Lines that include the word "image" are the ones to copy.
┏━━
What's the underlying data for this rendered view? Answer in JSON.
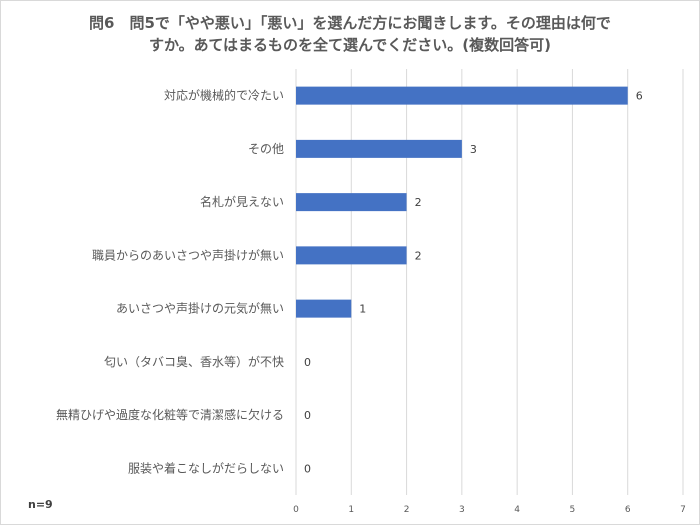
{
  "chart_data": {
    "type": "bar",
    "orientation": "horizontal",
    "title_lines": [
      "問6　問5で「やや悪い」「悪い」を選んだ方にお聞きします。その理由は何で",
      "すか。あてはまるものを全て選んでください。(複数回答可)"
    ],
    "categories": [
      "対応が機械的で冷たい",
      "その他",
      "名札が見えない",
      "職員からのあいさつや声掛けが無い",
      "あいさつや声掛けの元気が無い",
      "匂い（タバコ臭、香水等）が不快",
      "無精ひげや過度な化粧等で清潔感に欠ける",
      "服装や着こなしがだらしない"
    ],
    "values": [
      6,
      3,
      2,
      2,
      1,
      0,
      0,
      0
    ],
    "xlim": [
      0,
      7
    ],
    "xticks": [
      "0",
      "1",
      "2",
      "3",
      "4",
      "5",
      "6",
      "7"
    ],
    "grid": true,
    "bar_color": "#4472c4",
    "gridline_color": "#d9d9d9",
    "note": "n=9"
  }
}
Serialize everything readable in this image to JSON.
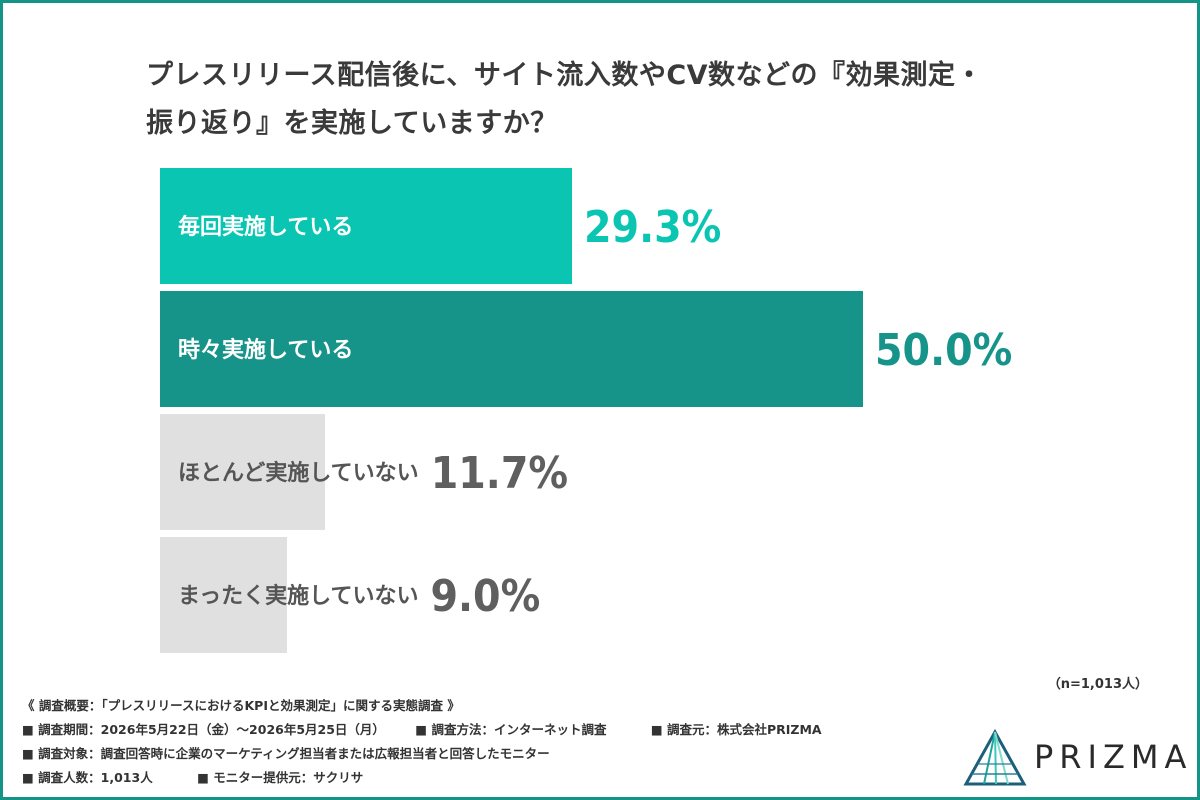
{
  "title_lines": [
    "プレスリリース配信後に、サイト流入数やCV数などの『効果測定・",
    "振り返り』を実施していますか？"
  ],
  "colors": {
    "frame": "#149487",
    "bar_1": "#0bc5b3",
    "bar_2": "#17948a",
    "bar_other": "#e0e0e0",
    "pct_1": "#0bc5b3",
    "pct_2": "#17948a",
    "pct_other": "#5f5f5f"
  },
  "chart_data": {
    "type": "bar",
    "orientation": "horizontal",
    "categories": [
      "毎回実施している",
      "時々実施している",
      "ほとんど実施していない",
      "まったく実施していない"
    ],
    "values": [
      29.3,
      50.0,
      11.7,
      9.0
    ],
    "value_labels": [
      "29.3%",
      "50.0%",
      "11.7%",
      "9.0%"
    ],
    "unit": "%",
    "xlim": [
      0,
      50
    ],
    "grid": false
  },
  "sample_size": "（n=1,013人）",
  "notes": {
    "line1": "《 調査概要：「プレスリリースにおけるKPIと効果測定」に関する実態調査 》",
    "period": "■ 調査期間：2026年5月22日（金）〜2026年5月25日（月）",
    "method": "■ 調査方法：インターネット調査",
    "source": "■ 調査元：株式会社PRIZMA",
    "target": "■ 調査対象：調査回答時に企業のマーケティング担当者または広報担当者と回答したモニター",
    "count": "■ 調査人数：1,013人",
    "provider": "■ モニター提供元：サクリサ"
  },
  "logo": {
    "text": "PRIZMA",
    "icon": "prism-triangle-icon"
  }
}
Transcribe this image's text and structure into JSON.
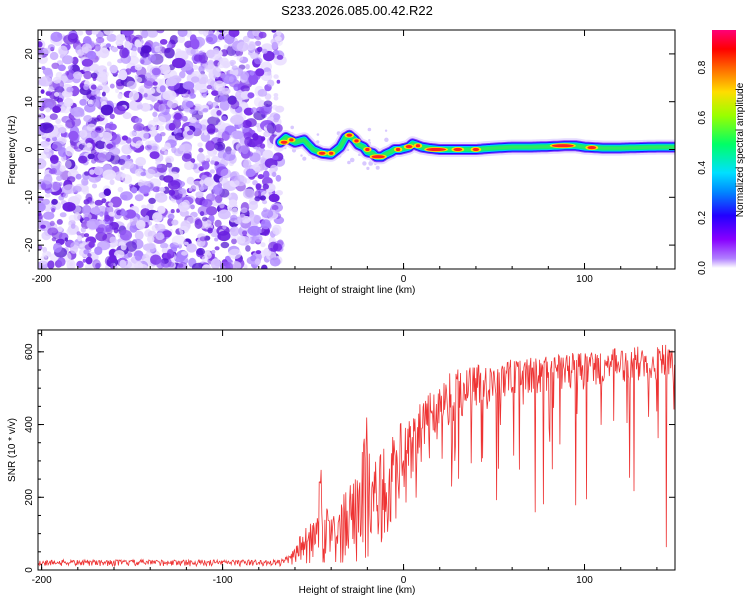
{
  "chart_data": [
    {
      "type": "heatmap",
      "title": "S233.2026.085.00.42.R22",
      "xlabel": "Height of straight line (km)",
      "ylabel": "Frequency (Hz)",
      "xlim": [
        -202,
        150
      ],
      "ylim": [
        -25,
        25
      ],
      "xticks": [
        -200,
        -100,
        0,
        100
      ],
      "xtick_labels": [
        "-200",
        "-100",
        "0",
        "100"
      ],
      "yticks": [
        -20,
        -10,
        0,
        10,
        20
      ],
      "ytick_labels": [
        "-20",
        "-10",
        "0",
        "10",
        "20"
      ],
      "noise_region_x": [
        -202,
        -68
      ],
      "ridge": {
        "x": [
          -68,
          -65,
          -60,
          -55,
          -50,
          -45,
          -40,
          -35,
          -32,
          -30,
          -27,
          -25,
          -22,
          -20,
          -17,
          -15,
          -12,
          -10,
          -7,
          -5,
          -2,
          0,
          3,
          5,
          8,
          10,
          15,
          20,
          30,
          40,
          50,
          60,
          70,
          80,
          90,
          95,
          100,
          110,
          120,
          130,
          140,
          150
        ],
        "freq": [
          1.5,
          2.5,
          1.5,
          2.0,
          0.0,
          -0.8,
          -1.0,
          0.5,
          2.5,
          3.0,
          2.0,
          1.0,
          0.5,
          -0.5,
          -0.8,
          -1.5,
          -1.5,
          -1.0,
          -0.5,
          0.0,
          0.0,
          0.2,
          0.5,
          1.2,
          0.8,
          0.5,
          0.2,
          0.0,
          0.0,
          0.0,
          0.3,
          0.5,
          0.5,
          0.6,
          0.8,
          0.8,
          0.5,
          0.3,
          0.3,
          0.4,
          0.5,
          0.5
        ]
      }
    },
    {
      "type": "line",
      "xlabel": "Height of straight line (km)",
      "ylabel": "SNR (10 * v/v)",
      "xlim": [
        -202,
        150
      ],
      "ylim": [
        0,
        660
      ],
      "xticks": [
        -200,
        -100,
        0,
        100
      ],
      "xtick_labels": [
        "-200",
        "-100",
        "0",
        "100"
      ],
      "yticks": [
        0,
        200,
        400,
        600
      ],
      "ytick_labels": [
        "0",
        "200",
        "400",
        "600"
      ],
      "series": [
        {
          "name": "SNR",
          "color": "#ee3333",
          "envelope_x": [
            -202,
            -68,
            -62,
            -55,
            -45,
            -35,
            -25,
            -21,
            -18,
            -10,
            0,
            10,
            20,
            30,
            40,
            60,
            80,
            100,
            120,
            150
          ],
          "envelope_upper": [
            28,
            28,
            45,
            120,
            160,
            200,
            260,
            440,
            300,
            340,
            420,
            460,
            520,
            560,
            570,
            580,
            590,
            600,
            610,
            630
          ],
          "envelope_lower": [
            10,
            10,
            15,
            20,
            25,
            25,
            30,
            30,
            60,
            120,
            200,
            300,
            360,
            400,
            430,
            460,
            480,
            490,
            500,
            510
          ],
          "dropout_depth": [
            0,
            0,
            0,
            5,
            5,
            10,
            10,
            10,
            20,
            40,
            60,
            120,
            150,
            200,
            250,
            300,
            350,
            400,
            450,
            500
          ]
        }
      ]
    }
  ],
  "colorbar": {
    "label": "Normalized spectral amplitude",
    "range": [
      0,
      0.95
    ],
    "ticks": [
      0.0,
      0.2,
      0.4,
      0.6,
      0.8
    ],
    "tick_labels": [
      "0.0",
      "0.2",
      "0.4",
      "0.6",
      "0.8"
    ],
    "colors": [
      "#ffffff",
      "#8800ff",
      "#0000ff",
      "#00ccff",
      "#00ff66",
      "#ccff00",
      "#ffcc00",
      "#ff2200",
      "#ff0066"
    ]
  }
}
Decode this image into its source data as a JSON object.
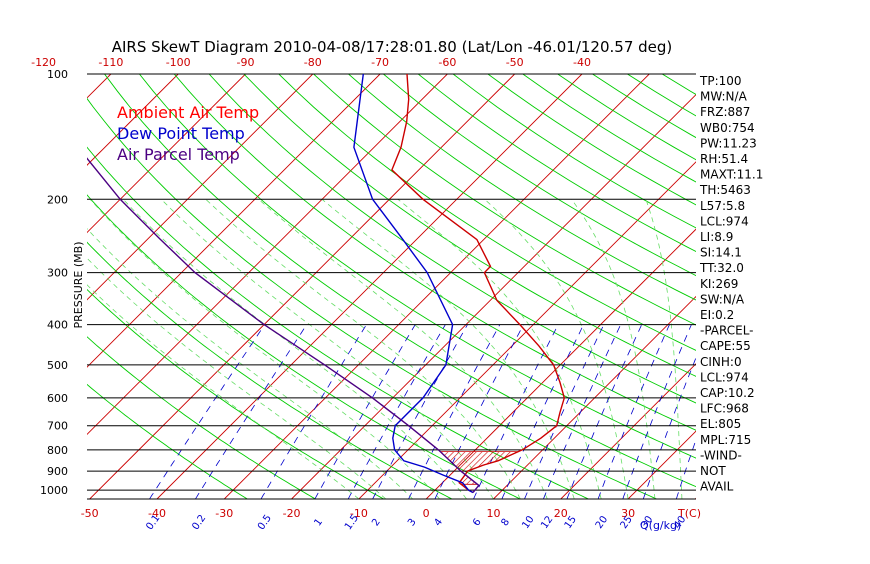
┗━━
Result of this exercise >>
Serialize everything readable in this image to JSON.
Transcribe this image's text and structure into JSON.
Decode this image into its source data as a JSON object.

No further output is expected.